Saved entries:
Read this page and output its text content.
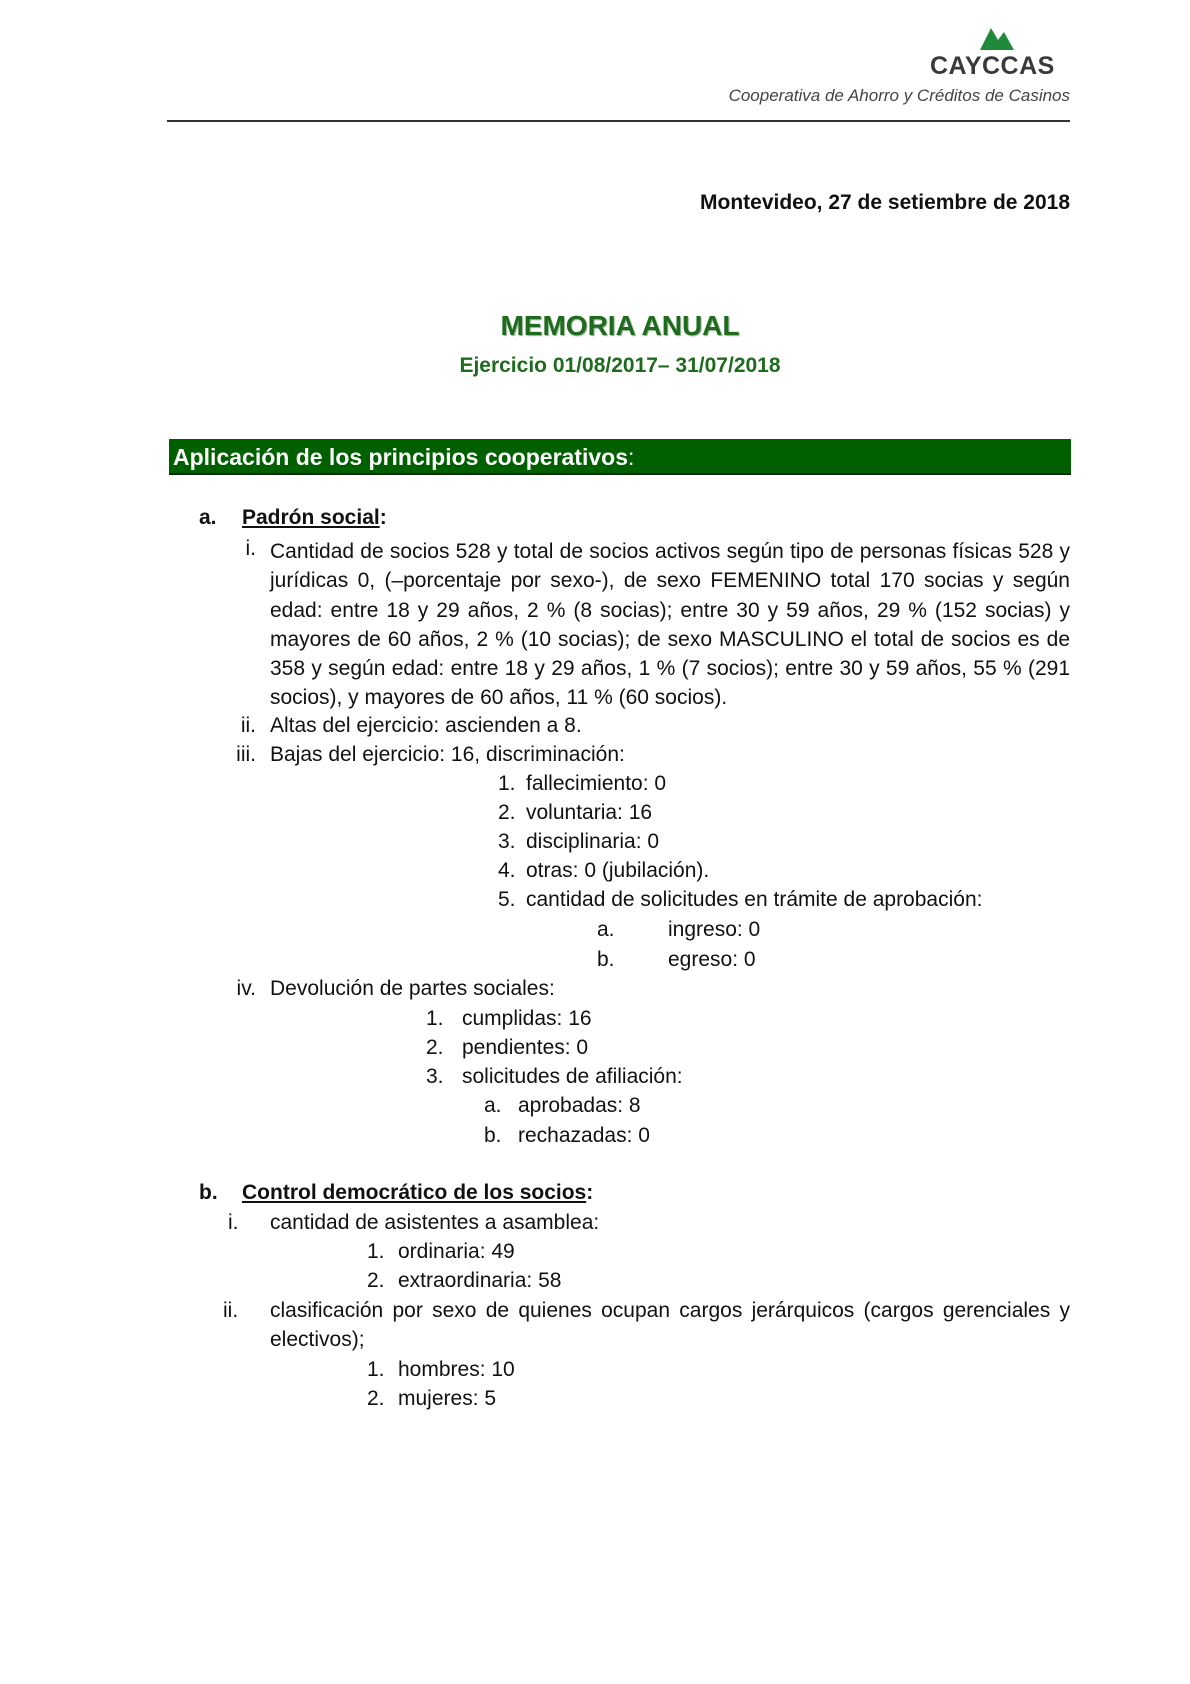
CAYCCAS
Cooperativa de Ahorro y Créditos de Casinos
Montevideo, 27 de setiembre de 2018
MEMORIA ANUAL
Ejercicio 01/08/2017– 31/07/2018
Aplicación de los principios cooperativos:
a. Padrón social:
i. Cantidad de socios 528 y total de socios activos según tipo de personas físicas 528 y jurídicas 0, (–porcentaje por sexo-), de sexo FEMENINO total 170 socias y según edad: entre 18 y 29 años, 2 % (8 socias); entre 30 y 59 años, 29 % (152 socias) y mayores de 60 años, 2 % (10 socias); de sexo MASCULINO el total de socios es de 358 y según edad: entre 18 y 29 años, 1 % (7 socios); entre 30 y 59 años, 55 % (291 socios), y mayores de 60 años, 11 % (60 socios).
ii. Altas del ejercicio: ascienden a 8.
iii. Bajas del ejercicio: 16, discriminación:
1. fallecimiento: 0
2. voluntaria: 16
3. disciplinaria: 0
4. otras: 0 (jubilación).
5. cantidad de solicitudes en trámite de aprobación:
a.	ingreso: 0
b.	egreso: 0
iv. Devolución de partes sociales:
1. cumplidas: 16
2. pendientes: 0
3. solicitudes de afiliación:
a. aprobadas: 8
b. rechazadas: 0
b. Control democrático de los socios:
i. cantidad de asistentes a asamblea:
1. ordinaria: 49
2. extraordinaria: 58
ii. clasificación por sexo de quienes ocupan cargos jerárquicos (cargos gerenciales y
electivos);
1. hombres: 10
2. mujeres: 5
* * *
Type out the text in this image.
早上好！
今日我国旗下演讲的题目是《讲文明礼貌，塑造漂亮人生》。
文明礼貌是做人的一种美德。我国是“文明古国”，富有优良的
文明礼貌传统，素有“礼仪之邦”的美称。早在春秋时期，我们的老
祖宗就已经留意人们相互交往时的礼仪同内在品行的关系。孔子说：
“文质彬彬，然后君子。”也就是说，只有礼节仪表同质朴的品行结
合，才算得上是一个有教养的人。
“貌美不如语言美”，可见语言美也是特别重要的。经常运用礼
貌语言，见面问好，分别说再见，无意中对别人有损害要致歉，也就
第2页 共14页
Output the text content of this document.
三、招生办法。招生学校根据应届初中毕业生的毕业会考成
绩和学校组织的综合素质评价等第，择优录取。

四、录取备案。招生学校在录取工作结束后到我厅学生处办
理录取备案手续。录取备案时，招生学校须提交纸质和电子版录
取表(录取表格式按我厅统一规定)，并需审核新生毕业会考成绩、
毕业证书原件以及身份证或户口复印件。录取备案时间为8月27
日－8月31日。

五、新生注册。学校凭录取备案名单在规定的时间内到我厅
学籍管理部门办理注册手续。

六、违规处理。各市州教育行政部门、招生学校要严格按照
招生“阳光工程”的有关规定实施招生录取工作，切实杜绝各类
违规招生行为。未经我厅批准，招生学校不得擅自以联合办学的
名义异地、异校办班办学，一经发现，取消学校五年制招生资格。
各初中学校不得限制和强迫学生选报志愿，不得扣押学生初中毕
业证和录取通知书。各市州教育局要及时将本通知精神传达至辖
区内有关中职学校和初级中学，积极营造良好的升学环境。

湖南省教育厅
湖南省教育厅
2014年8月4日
--
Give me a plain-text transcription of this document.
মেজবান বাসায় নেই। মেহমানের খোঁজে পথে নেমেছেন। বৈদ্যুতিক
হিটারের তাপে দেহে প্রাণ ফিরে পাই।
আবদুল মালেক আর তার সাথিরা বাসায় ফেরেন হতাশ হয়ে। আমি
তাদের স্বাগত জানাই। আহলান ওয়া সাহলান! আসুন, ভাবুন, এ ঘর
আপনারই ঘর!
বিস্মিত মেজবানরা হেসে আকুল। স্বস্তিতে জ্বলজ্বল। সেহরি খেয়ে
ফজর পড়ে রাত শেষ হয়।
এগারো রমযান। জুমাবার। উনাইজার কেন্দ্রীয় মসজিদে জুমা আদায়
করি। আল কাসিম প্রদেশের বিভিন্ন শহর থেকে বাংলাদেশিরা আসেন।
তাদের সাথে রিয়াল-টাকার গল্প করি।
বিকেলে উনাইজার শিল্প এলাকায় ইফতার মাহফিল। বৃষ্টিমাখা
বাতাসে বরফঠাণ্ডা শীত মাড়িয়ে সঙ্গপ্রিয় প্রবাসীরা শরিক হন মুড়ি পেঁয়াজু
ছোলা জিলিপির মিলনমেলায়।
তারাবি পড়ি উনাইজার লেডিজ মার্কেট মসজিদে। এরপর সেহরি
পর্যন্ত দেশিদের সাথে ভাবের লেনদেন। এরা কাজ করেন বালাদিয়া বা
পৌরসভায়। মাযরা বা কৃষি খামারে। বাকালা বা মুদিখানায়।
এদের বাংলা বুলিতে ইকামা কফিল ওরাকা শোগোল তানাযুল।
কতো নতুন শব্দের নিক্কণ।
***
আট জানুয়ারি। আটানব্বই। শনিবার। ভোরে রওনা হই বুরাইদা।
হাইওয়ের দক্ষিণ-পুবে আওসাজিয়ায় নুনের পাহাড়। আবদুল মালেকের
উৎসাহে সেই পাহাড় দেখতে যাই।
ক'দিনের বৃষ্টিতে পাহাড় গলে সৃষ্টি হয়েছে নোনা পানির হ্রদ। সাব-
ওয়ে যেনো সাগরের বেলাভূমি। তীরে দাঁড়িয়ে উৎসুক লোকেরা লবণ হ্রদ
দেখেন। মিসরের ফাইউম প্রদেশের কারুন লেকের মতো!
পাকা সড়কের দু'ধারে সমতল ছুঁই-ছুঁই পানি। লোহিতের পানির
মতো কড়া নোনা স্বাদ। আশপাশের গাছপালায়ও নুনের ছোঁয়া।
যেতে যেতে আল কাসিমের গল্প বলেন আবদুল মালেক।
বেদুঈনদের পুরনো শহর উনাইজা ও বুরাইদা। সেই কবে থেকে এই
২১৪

Problem to solve: Look through the material above. Copy each line where the word "this" appears.

Written solution:
Read this page and output its text content.
Type out the text in this image.
Output the text content of this document.
Give me a plain-text transcription of this document.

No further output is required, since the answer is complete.